An exact copy of every record is needed.

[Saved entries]
|---|

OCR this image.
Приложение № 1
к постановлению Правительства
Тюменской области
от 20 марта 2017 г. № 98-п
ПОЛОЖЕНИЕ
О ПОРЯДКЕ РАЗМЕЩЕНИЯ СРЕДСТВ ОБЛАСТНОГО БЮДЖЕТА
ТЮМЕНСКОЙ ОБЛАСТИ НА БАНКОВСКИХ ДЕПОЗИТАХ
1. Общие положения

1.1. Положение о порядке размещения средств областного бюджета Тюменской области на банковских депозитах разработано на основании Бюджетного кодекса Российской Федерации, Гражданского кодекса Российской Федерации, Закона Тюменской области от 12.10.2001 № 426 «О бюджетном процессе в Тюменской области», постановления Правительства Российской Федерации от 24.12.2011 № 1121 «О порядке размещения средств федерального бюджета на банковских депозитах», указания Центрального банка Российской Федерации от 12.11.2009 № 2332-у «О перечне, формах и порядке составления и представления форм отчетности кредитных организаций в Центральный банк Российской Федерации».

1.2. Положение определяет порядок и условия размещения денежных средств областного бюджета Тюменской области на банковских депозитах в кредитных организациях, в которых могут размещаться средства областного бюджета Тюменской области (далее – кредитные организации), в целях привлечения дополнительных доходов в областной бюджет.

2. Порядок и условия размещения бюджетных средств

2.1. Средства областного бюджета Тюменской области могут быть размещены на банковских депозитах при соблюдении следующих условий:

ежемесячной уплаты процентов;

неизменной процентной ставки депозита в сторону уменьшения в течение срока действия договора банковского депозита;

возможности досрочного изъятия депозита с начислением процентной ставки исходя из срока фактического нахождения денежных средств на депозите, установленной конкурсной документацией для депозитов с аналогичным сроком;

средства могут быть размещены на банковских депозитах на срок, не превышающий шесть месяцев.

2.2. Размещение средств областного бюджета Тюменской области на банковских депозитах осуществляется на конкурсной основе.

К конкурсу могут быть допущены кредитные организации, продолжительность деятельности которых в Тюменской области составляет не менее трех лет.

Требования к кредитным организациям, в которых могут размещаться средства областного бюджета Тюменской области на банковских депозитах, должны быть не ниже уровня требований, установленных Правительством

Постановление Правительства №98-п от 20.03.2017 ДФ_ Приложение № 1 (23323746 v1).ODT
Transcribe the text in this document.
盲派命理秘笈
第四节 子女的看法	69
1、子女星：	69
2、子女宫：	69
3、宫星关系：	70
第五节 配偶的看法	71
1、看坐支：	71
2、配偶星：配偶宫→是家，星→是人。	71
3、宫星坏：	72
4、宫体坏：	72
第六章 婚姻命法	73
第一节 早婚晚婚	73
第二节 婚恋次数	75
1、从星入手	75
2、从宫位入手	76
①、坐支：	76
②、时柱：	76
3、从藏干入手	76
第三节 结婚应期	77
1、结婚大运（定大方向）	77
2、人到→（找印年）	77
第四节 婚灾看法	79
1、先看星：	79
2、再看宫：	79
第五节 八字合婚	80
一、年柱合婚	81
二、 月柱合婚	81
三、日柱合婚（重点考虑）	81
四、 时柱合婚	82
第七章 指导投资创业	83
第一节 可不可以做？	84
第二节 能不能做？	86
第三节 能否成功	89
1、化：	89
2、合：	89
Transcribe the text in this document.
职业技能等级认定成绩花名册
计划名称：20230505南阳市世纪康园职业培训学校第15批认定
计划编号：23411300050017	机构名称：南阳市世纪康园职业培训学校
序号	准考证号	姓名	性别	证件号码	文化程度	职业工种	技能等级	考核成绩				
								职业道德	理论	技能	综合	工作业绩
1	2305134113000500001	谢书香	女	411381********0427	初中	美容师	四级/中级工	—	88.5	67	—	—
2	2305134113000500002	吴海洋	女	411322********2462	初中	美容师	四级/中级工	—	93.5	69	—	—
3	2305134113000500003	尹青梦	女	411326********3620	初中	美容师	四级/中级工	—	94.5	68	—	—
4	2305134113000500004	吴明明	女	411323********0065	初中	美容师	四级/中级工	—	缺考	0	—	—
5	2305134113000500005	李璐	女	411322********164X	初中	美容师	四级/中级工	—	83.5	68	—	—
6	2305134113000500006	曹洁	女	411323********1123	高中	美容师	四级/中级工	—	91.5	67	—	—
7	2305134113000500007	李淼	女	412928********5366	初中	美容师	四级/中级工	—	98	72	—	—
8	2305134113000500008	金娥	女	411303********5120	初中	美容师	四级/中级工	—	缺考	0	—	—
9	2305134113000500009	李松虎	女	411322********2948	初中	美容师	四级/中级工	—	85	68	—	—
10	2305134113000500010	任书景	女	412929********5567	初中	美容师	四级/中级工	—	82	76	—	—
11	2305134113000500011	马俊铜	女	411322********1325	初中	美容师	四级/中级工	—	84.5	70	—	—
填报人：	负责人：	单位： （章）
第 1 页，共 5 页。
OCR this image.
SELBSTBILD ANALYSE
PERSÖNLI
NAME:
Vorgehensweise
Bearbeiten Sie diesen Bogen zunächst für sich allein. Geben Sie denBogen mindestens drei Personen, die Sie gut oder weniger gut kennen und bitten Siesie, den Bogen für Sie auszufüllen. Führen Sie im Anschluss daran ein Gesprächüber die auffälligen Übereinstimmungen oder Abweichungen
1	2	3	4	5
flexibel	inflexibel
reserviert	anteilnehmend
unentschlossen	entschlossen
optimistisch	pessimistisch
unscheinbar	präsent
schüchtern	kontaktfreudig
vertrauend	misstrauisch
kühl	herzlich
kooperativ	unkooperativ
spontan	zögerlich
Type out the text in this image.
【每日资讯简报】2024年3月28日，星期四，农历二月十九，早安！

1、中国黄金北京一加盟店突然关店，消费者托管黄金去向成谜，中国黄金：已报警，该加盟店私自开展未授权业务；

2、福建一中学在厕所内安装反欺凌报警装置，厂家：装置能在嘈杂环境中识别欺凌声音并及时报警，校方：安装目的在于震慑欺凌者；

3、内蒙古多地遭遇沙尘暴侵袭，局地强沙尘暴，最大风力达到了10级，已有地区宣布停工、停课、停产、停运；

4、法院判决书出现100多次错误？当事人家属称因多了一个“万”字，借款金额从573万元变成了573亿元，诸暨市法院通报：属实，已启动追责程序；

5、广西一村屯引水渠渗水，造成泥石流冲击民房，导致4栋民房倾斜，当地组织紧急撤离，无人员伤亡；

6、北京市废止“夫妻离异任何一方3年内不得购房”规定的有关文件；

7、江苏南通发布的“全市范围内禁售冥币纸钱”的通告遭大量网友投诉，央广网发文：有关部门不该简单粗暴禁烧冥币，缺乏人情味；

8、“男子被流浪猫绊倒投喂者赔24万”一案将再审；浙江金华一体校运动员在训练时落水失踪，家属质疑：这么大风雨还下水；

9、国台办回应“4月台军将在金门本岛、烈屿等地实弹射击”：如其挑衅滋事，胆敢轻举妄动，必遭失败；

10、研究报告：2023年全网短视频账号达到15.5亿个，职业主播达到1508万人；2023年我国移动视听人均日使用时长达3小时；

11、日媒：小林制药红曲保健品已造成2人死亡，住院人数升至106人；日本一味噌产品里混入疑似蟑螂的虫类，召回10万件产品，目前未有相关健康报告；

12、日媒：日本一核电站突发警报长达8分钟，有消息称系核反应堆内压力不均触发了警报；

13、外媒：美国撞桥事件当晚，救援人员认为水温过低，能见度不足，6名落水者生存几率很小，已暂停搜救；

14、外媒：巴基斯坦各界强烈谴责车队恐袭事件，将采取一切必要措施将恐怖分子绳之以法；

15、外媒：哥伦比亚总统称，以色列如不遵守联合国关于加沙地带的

|---|

Result below:
OCR this image.
Приложение № 1
к постановлению Правительства
Тюменской области
от 20 марта 2017 г. № 98-п
ПОЛОЖЕНИЕ
О ПОРЯДКЕ РАЗМЕЩЕНИЯ СРЕДСТВ ОБЛАСТНОГО БЮДЖЕТА
ТЮМЕНСКОЙ ОБЛАСТИ НА БАНКОВСКИХ ДЕПОЗИТАХ
1. Общие положения

1.1. Положение о порядке размещения средств областного бюджета Тюменской области на банковских депозитах разработано на основании Бюджетного кодекса Российской Федерации, Гражданского кодекса Российской Федерации, Закона Тюменской области от 12.10.2001 № 426 «О бюджетном процессе в Тюменской области», постановления Правительства Российской Федерации от 24.12.2011 № 1121 «О порядке размещения средств федерального бюджета на банковских депозитах», указания Центрального банка Российской Федерации от 12.11.2009 № 2332-у «О перечне, формах и порядке составления и представления форм отчетности кредитных организаций в Центральный банк Российской Федерации».

1.2. Положение определяет порядок и условия размещения денежных средств областного бюджета Тюменской области на банковских депозитах в кредитных организациях, в которых могут размещаться средства областного бюджета Тюменской области (далее – кредитные организации), в целях привлечения дополнительных доходов в областной бюджет.

2. Порядок и условия размещения бюджетных средств

2.1. Средства областного бюджета Тюменской области могут быть размещены на банковских депозитах при соблюдении следующих условий:

ежемесячной уплаты процентов;

неизменной процентной ставки депозита в сторону уменьшения в течение срока действия договора банковского депозита;

возможности досрочного изъятия депозита с начислением процентной ставки исходя из срока фактического нахождения денежных средств на депозите, установленной конкурсной документацией для депозитов с аналогичным сроком;

средства могут быть размещены на банковских депозитах на срок, не превышающий шесть месяцев.

2.2. Размещение средств областного бюджета Тюменской области на банковских депозитах осуществляется на конкурсной основе.

К конкурсу могут быть допущены кредитные организации, продолжительность деятельности которых в Тюменской области составляет не менее трех лет.

Требования к кредитным организациям, в которых могут размещаться средства областного бюджета Тюменской области на банковских депозитах, должны быть не ниже уровня требований, установленных Правительством

Постановление Правительства №98-п от 20.03.2017 ДФ_ Приложение № 1 (23323746 v1).ODT
Transcribe the text in this document.
盲派命理秘笈
第四节 子女的看法	69
1、子女星：	69
2、子女宫：	69
3、宫星关系：	70
第五节 配偶的看法	71
1、看坐支：	71
2、配偶星：配偶宫→是家，星→是人。	71
3、宫星坏：	72
4、宫体坏：	72
第六章 婚姻命法	73
第一节 早婚晚婚	73
第二节 婚恋次数	75
1、从星入手	75
2、从宫位入手	76
①、坐支：	76
②、时柱：	76
3、从藏干入手	76
第三节 结婚应期	77
1、结婚大运（定大方向）	77
2、人到→（找印年）	77
第四节 婚灾看法	79
1、先看星：	79
2、再看宫：	79
第五节 八字合婚	80
一、年柱合婚	81
二、 月柱合婚	81
三、日柱合婚（重点考虑）	81
四、 时柱合婚	82
第七章 指导投资创业	83
第一节 可不可以做？	84
第二节 能不能做？	86
第三节 能否成功	89
1、化：	89
2、合：	89
Transcribe the text in this document.
职业技能等级认定成绩花名册
计划名称：20230505南阳市世纪康园职业培训学校第15批认定
计划编号：23411300050017	机构名称：南阳市世纪康园职业培训学校
序号	准考证号	姓名	性别	证件号码	文化程度	职业工种	技能等级	考核成绩				
								职业道德	理论	技能	综合	工作业绩
1	2305134113000500001	谢书香	女	411381********0427	初中	美容师	四级/中级工	—	88.5	67	—	—
2	2305134113000500002	吴海洋	女	411322********2462	初中	美容师	四级/中级工	—	93.5	69	—	—
3	2305134113000500003	尹青梦	女	411326********3620	初中	美容师	四级/中级工	—	94.5	68	—	—
4	2305134113000500004	吴明明	女	411323********0065	初中	美容师	四级/中级工	—	缺考	0	—	—
5	2305134113000500005	李璐	女	411322********164X	初中	美容师	四级/中级工	—	83.5	68	—	—
6	2305134113000500006	曹洁	女	411323********1123	高中	美容师	四级/中级工	—	91.5	67	—	—
7	2305134113000500007	李淼	女	412928********5366	初中	美容师	四级/中级工	—	98	72	—	—
8	2305134113000500008	金娥	女	411303********5120	初中	美容师	四级/中级工	—	缺考	0	—	—
9	2305134113000500009	李松虎	女	411322********2948	初中	美容师	四级/中级工	—	85	68	—	—
10	2305134113000500010	任书景	女	412929********5567	初中	美容师	四级/中级工	—	82	76	—	—
11	2305134113000500011	马俊铜	女	411322********1325	初中	美容师	四级/中级工	—	84.5	70	—	—
填报人：	负责人：	单位： （章）
第 1 页，共 5 页。
OCR this image.
SELBSTBILD ANALYSE
PERSÖNLI
NAME:
Vorgehensweise
Bearbeiten Sie diesen Bogen zunächst für sich allein. Geben Sie denBogen mindestens drei Personen, die Sie gut oder weniger gut kennen und bitten Siesie, den Bogen für Sie auszufüllen. Führen Sie im Anschluss daran ein Gesprächüber die auffälligen Übereinstimmungen oder Abweichungen
1	2	3	4	5
flexibel	inflexibel
reserviert	anteilnehmend
unentschlossen	entschlossen
optimistisch	pessimistisch
unscheinbar	präsent
schüchtern	kontaktfreudig
vertrauend	misstrauisch
kühl	herzlich
kooperativ	unkooperativ
spontan	zögerlich
Type out the text in this image.
【每日资讯简报】2024年3月28日，星期四，农历二月十九，早安！

1、中国黄金北京一加盟店突然关店，消费者托管黄金去向成谜，中国黄金：已报警，该加盟店私自开展未授权业务；

2、福建一中学在厕所内安装反欺凌报警装置，厂家：装置能在嘈杂环境中识别欺凌声音并及时报警，校方：安装目的在于震慑欺凌者；

3、内蒙古多地遭遇沙尘暴侵袭，局地强沙尘暴，最大风力达到了10级，已有地区宣布停工、停课、停产、停运；

4、法院判决书出现100多次错误？当事人家属称因多了一个“万”字，借款金额从573万元变成了573亿元，诸暨市法院通报：属实，已启动追责程序；

5、广西一村屯引水渠渗水，造成泥石流冲击民房，导致4栋民房倾斜，当地组织紧急撤离，无人员伤亡；

6、北京市废止“夫妻离异任何一方3年内不得购房”规定的有关文件；

7、江苏南通发布的“全市范围内禁售冥币纸钱”的通告遭大量网友投诉，央广网发文：有关部门不该简单粗暴禁烧冥币，缺乏人情味；

8、“男子被流浪猫绊倒投喂者赔24万”一案将再审；浙江金华一体校运动员在训练时落水失踪，家属质疑：这么大风雨还下水；

9、国台办回应“4月台军将在金门本岛、烈屿等地实弹射击”：如其挑衅滋事，胆敢轻举妄动，必遭失败；

10、研究报告：2023年全网短视频账号达到15.5亿个，职业主播达到1508万人；2023年我国移动视听人均日使用时长达3小时；

11、日媒：小林制药红曲保健品已造成2人死亡，住院人数升至106人；日本一味噌产品里混入疑似蟑螂的虫类，召回10万件产品，目前未有相关健康报告；

12、日媒：日本一核电站突发警报长达8分钟，有消息称系核反应堆内压力不均触发了警报；

13、外媒：美国撞桥事件当晚，救援人员认为水温过低，能见度不足，6名落水者生存几率很小，已暂停搜救；

14、外媒：巴基斯坦各界强烈谴责车队恐袭事件，将采取一切必要措施将恐怖分子绳之以法；

15、外媒：哥伦比亚总统称，以色列如不遵守联合国关于加沙地带的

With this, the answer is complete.